(Data entries)

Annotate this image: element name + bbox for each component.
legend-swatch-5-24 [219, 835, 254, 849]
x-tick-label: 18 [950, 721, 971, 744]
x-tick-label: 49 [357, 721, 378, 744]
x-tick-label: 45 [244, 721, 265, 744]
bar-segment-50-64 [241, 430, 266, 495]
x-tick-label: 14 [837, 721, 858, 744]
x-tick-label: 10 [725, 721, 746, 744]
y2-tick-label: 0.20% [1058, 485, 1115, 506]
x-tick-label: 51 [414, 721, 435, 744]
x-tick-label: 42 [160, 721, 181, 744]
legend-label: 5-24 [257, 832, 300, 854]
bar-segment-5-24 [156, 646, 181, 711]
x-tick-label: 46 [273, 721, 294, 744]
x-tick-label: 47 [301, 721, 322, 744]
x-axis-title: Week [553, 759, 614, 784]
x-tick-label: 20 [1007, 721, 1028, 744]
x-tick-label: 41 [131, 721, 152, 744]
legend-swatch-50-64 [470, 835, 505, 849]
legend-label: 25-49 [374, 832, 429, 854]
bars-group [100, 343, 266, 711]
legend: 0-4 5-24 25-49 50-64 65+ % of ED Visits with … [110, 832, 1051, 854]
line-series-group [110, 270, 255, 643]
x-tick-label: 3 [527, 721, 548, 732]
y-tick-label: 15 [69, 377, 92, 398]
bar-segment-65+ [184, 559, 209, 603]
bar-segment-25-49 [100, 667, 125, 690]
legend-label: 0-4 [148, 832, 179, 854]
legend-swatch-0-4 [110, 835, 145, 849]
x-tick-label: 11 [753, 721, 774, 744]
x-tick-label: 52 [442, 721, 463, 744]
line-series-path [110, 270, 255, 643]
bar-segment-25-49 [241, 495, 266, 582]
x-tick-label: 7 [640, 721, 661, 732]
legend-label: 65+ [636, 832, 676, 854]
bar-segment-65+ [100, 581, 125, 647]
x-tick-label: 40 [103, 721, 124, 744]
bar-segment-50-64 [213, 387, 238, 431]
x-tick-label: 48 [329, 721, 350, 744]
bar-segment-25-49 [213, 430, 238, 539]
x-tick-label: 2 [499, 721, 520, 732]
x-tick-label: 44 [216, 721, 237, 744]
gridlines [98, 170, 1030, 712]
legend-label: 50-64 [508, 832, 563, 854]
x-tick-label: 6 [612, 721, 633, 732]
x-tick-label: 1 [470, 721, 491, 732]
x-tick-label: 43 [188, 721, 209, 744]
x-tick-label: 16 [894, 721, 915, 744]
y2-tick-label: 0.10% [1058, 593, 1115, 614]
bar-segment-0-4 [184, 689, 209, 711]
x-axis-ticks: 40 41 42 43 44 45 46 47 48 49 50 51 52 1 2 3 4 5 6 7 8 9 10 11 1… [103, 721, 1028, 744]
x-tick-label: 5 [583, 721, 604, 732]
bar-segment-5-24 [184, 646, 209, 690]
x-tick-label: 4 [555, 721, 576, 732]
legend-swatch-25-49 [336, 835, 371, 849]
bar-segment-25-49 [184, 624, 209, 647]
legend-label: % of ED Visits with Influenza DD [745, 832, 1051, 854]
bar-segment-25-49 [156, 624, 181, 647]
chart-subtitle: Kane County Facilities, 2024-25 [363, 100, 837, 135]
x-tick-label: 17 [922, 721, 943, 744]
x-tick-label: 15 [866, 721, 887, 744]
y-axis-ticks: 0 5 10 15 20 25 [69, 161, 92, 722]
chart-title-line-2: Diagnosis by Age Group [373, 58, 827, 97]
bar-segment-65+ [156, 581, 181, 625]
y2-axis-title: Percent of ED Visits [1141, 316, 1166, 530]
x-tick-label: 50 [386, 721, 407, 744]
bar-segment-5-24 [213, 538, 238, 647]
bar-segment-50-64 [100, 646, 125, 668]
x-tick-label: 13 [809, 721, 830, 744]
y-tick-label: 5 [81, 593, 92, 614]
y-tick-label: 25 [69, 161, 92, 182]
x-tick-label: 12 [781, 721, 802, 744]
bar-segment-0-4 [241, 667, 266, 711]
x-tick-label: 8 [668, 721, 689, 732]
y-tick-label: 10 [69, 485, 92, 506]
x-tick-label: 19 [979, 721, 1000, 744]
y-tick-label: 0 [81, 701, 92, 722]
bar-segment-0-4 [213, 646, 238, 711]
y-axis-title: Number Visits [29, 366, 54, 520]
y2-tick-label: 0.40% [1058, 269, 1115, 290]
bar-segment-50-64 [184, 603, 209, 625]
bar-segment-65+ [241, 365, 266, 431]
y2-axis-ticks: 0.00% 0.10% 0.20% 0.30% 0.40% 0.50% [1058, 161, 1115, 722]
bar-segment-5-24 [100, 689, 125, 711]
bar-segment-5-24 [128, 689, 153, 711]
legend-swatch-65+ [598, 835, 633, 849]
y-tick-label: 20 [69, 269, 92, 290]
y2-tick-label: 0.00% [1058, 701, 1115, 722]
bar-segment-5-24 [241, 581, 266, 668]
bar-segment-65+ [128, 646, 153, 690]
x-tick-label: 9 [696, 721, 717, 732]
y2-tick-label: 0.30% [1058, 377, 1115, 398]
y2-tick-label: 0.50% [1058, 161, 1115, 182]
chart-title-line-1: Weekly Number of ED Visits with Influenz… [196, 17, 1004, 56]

WORK REQUIRED: Reproduce the records word for word, starting with the first line and stopping after the line that contains "line-series-path [110, 270, 255, 643]". Include both of those lines.

OUTPUT FOR THIS EXERCISE:
Annotate this image: element name + bbox for each component.
legend-swatch-5-24 [219, 835, 254, 849]
x-tick-label: 18 [950, 721, 971, 744]
x-tick-label: 49 [357, 721, 378, 744]
x-tick-label: 45 [244, 721, 265, 744]
bar-segment-50-64 [241, 430, 266, 495]
x-tick-label: 14 [837, 721, 858, 744]
x-tick-label: 10 [725, 721, 746, 744]
y2-tick-label: 0.20% [1058, 485, 1115, 506]
x-tick-label: 51 [414, 721, 435, 744]
x-tick-label: 42 [160, 721, 181, 744]
legend-label: 5-24 [257, 832, 300, 854]
bar-segment-5-24 [156, 646, 181, 711]
x-tick-label: 46 [273, 721, 294, 744]
x-tick-label: 47 [301, 721, 322, 744]
x-axis-title: Week [553, 759, 614, 784]
x-tick-label: 20 [1007, 721, 1028, 744]
x-tick-label: 41 [131, 721, 152, 744]
legend-swatch-50-64 [470, 835, 505, 849]
legend-label: 25-49 [374, 832, 429, 854]
bars-group [100, 343, 266, 711]
legend: 0-4 5-24 25-49 50-64 65+ % of ED Visits with … [110, 832, 1051, 854]
line-series-group [110, 270, 255, 643]
x-tick-label: 3 [527, 721, 548, 732]
y-tick-label: 15 [69, 377, 92, 398]
bar-segment-65+ [184, 559, 209, 603]
bar-segment-25-49 [100, 667, 125, 690]
legend-label: 0-4 [148, 832, 179, 854]
legend-swatch-0-4 [110, 835, 145, 849]
x-tick-label: 11 [753, 721, 774, 744]
x-tick-label: 52 [442, 721, 463, 744]
line-series-path [110, 270, 255, 643]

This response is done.